-- START --
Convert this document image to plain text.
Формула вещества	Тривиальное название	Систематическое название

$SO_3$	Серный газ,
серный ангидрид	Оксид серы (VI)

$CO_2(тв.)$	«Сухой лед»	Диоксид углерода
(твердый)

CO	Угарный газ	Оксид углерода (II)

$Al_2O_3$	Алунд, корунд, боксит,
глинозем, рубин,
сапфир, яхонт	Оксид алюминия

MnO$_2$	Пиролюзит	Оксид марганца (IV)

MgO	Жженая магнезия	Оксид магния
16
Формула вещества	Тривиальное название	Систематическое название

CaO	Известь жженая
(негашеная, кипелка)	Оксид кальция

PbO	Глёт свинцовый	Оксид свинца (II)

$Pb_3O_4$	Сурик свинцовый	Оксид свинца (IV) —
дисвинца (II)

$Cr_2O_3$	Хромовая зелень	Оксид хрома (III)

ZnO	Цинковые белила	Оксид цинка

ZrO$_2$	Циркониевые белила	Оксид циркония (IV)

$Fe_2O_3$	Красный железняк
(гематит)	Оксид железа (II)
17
-- END --
- _REQUIRED WORK_: Reproduce the material precisely, including every line.

- _FULL SOLUTION_:
Convert this document image to plain text.
Формула вещества	Тривиальное название	Систематическое название

$SO_3$	Серный газ,
серный ангидрид	Оксид серы (VI)

$CO_2(тв.)$	«Сухой лед»	Диоксид углерода
(твердый)

CO	Угарный газ	Оксид углерода (II)

$Al_2O_3$	Алунд, корунд, боксит,
глинозем, рубин,
сапфир, яхонт	Оксид алюминия

MnO$_2$	Пиролюзит	Оксид марганца (IV)

MgO	Жженая магнезия	Оксид магния
16
Формула вещества	Тривиальное название	Систематическое название

CaO	Известь жженая
(негашеная, кипелка)	Оксид кальция

PbO	Глёт свинцовый	Оксид свинца (II)

$Pb_3O_4$	Сурик свинцовый	Оксид свинца (IV) —
дисвинца (II)

$Cr_2O_3$	Хромовая зелень	Оксид хрома (III)

ZnO	Цинковые белила	Оксид цинка

ZrO$_2$	Циркониевые белила	Оксид циркония (IV)

$Fe_2O_3$	Красный железняк
(гематит)	Оксид железа (II)
17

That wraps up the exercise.